__Set task__: Work out how many lines of the listing hold the string "avec", then answer with that number and nothing else.

(Data excerpts)

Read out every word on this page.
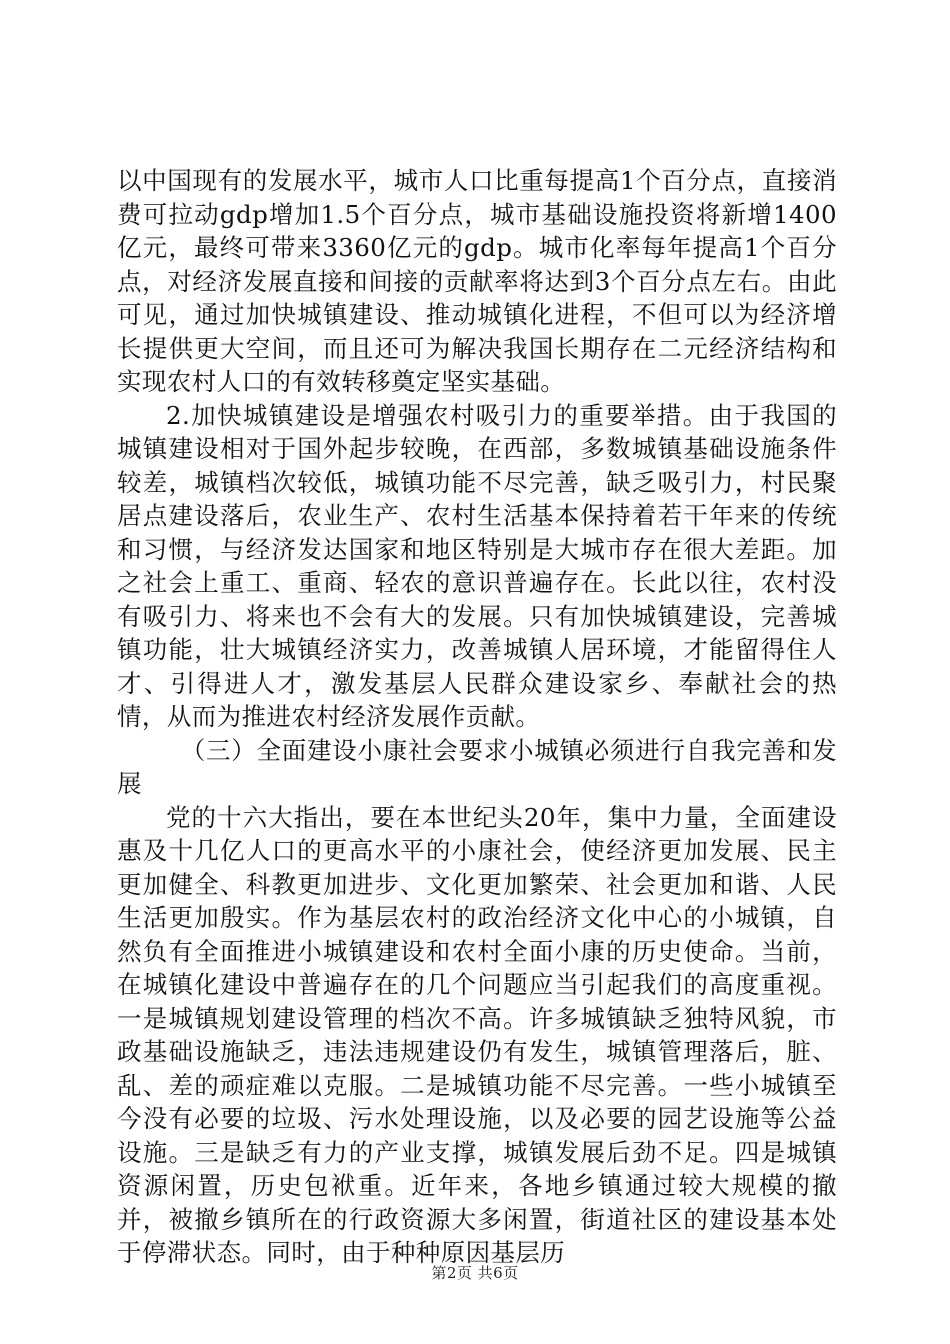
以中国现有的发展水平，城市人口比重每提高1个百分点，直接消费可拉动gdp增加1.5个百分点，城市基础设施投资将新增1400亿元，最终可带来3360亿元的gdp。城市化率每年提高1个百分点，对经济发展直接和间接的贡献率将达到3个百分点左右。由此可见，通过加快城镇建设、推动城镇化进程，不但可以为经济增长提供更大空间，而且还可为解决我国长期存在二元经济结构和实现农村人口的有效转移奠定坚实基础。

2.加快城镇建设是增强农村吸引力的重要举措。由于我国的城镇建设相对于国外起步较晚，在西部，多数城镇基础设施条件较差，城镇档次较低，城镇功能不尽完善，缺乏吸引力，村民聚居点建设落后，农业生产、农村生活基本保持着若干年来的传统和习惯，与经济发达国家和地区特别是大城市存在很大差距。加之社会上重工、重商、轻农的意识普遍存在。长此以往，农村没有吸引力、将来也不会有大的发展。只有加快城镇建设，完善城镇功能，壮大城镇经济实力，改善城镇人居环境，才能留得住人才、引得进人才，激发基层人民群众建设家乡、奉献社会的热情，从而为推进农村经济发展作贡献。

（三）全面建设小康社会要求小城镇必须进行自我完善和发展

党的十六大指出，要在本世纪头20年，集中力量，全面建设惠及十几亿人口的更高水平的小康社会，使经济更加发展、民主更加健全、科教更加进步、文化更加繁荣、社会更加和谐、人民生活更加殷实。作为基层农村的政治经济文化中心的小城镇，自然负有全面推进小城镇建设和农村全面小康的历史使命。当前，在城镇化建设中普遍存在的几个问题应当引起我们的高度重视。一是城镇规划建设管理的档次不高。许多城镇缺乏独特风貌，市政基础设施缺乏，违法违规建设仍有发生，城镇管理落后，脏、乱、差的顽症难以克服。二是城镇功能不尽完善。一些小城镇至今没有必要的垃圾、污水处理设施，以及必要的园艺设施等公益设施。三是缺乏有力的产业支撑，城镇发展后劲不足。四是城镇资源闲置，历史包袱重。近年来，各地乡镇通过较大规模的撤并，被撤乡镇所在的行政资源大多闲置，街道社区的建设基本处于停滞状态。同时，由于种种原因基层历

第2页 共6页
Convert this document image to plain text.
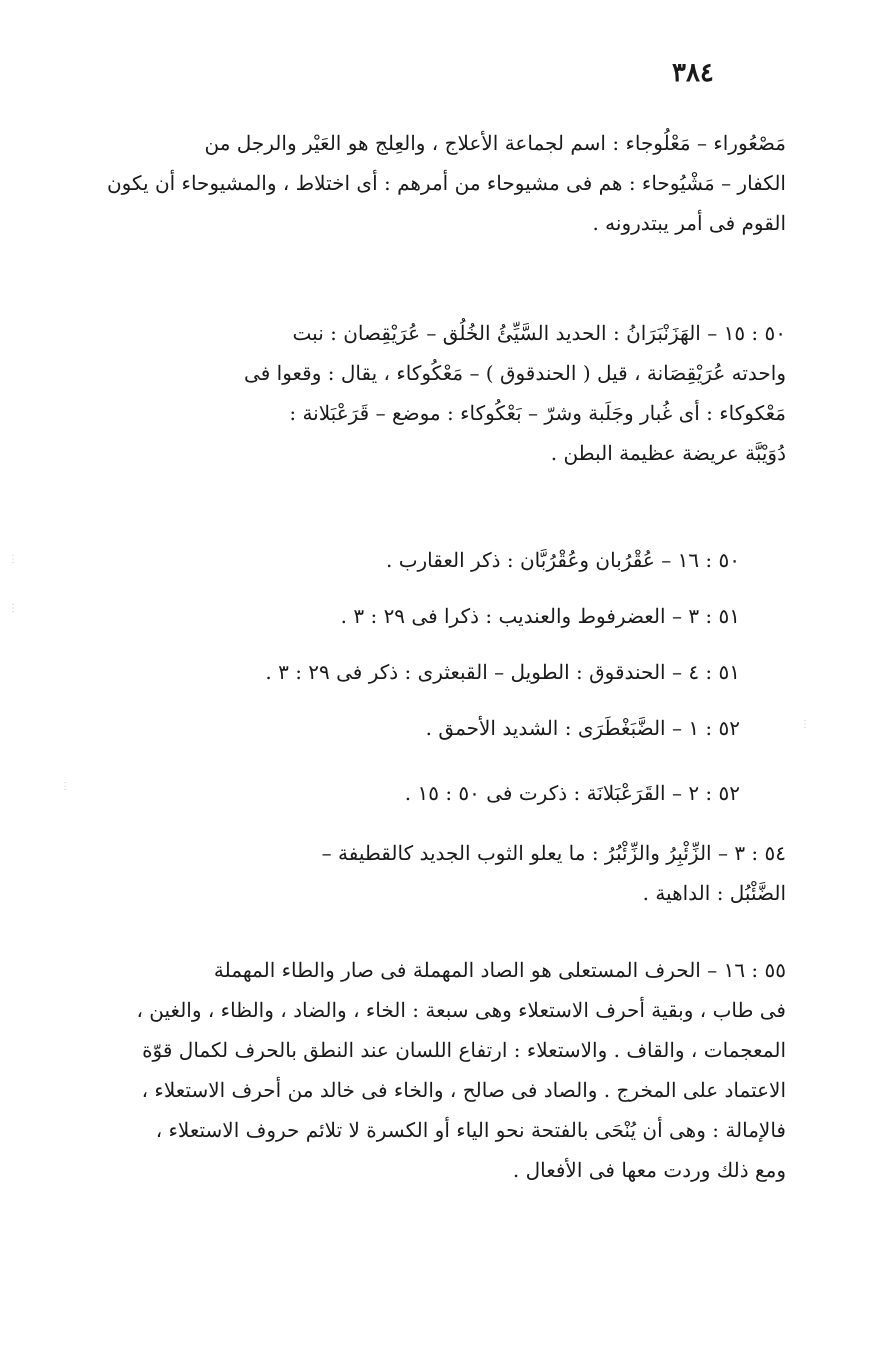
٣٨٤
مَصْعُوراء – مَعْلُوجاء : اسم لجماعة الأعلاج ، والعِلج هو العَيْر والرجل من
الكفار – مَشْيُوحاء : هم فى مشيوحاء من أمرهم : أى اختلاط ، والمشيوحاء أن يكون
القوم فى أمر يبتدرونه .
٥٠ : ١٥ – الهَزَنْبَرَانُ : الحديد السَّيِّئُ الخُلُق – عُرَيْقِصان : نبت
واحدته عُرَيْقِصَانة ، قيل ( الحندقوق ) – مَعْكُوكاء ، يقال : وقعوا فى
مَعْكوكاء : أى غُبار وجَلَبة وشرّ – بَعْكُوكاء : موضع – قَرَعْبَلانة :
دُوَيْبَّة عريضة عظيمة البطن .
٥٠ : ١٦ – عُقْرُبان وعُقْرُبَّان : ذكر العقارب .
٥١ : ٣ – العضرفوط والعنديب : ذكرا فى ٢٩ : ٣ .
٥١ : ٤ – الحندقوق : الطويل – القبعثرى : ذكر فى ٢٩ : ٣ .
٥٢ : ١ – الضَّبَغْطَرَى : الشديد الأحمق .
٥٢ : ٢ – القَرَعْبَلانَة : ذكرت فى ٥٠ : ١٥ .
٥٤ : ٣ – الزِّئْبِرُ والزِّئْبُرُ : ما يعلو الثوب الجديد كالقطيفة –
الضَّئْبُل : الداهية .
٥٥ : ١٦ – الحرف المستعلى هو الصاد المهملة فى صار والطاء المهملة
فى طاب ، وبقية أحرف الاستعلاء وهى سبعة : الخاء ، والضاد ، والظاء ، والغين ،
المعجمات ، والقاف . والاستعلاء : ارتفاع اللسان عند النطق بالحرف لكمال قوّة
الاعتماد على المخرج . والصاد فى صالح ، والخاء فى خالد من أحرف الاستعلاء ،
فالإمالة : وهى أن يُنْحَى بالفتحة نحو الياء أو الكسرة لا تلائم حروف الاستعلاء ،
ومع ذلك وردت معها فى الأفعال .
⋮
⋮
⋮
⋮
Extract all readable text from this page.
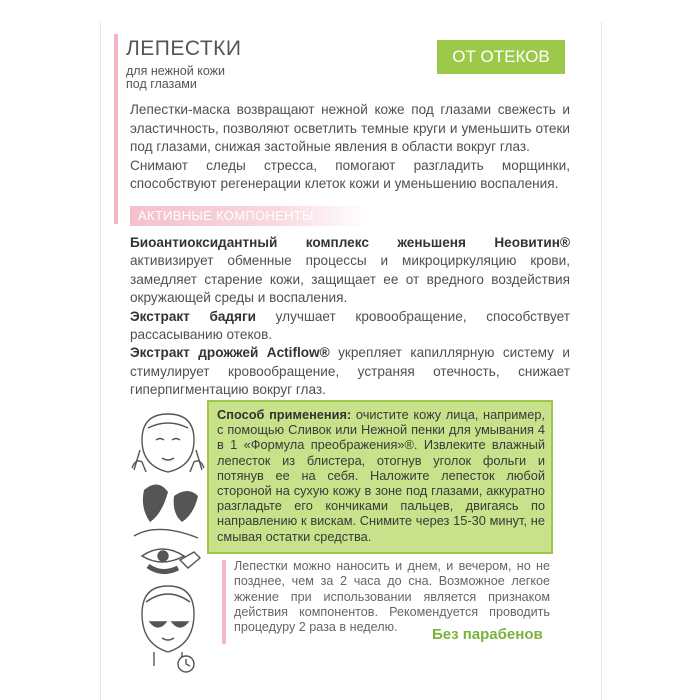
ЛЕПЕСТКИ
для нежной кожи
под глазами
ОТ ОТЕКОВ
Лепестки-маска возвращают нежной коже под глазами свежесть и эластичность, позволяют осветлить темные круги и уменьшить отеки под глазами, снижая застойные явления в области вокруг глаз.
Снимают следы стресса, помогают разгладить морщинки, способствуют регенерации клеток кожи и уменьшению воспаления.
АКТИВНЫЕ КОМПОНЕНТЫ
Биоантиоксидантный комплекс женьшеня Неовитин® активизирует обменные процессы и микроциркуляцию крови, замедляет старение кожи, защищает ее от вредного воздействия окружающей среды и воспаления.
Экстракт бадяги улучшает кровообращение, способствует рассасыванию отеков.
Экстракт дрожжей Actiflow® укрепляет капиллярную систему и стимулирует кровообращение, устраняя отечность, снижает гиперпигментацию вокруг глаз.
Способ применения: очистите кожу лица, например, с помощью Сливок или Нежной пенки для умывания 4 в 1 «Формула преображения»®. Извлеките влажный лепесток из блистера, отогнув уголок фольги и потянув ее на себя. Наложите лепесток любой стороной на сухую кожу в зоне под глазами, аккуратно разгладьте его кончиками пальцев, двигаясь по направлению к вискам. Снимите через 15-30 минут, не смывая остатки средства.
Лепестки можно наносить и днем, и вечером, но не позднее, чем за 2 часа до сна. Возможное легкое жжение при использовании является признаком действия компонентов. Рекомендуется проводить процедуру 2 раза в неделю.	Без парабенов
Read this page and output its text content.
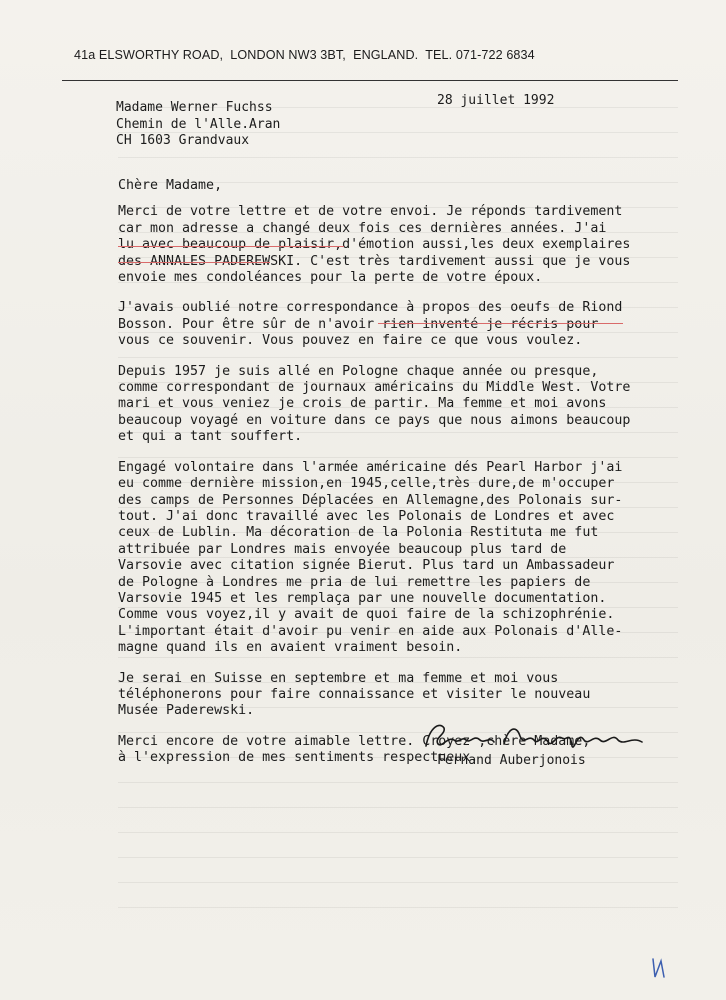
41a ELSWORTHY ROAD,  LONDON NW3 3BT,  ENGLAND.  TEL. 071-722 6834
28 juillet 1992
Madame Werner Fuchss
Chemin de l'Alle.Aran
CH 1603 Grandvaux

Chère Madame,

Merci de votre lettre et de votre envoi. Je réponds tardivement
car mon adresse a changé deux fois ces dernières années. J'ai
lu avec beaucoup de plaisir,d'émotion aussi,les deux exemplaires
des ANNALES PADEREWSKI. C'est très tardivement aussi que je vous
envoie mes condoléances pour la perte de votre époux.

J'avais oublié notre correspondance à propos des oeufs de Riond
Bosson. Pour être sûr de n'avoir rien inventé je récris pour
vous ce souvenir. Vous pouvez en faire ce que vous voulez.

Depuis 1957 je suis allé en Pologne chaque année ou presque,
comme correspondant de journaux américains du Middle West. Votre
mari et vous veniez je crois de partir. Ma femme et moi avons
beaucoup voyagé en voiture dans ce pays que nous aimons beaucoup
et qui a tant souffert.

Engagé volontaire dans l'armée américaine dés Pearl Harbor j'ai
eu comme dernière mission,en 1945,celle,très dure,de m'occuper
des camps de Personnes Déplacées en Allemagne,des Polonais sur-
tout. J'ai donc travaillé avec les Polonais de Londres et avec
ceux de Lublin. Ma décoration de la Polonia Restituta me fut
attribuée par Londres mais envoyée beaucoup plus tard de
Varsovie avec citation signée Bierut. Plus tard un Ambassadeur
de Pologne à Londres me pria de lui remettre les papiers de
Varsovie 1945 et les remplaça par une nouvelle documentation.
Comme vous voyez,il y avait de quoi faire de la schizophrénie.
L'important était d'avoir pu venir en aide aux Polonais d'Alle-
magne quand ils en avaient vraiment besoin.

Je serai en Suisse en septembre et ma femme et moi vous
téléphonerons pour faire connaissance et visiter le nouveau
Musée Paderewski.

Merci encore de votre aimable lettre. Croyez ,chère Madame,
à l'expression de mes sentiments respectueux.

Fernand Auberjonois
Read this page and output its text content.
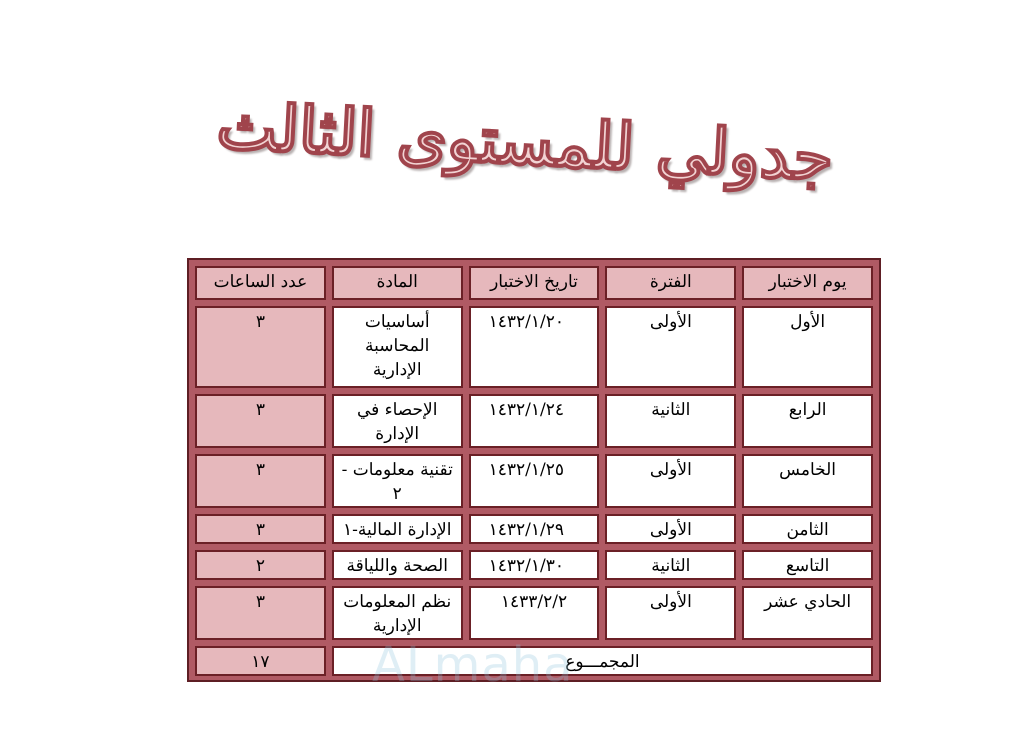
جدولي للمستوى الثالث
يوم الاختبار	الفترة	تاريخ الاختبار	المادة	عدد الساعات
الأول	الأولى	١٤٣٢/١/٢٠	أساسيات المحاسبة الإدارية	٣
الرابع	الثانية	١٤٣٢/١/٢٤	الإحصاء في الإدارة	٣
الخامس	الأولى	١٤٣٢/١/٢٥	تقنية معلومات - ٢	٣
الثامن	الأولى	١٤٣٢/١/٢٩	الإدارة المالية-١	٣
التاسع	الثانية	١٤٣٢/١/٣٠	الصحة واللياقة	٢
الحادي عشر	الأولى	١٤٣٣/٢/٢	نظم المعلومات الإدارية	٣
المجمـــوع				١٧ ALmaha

__Solution to this problem__: 3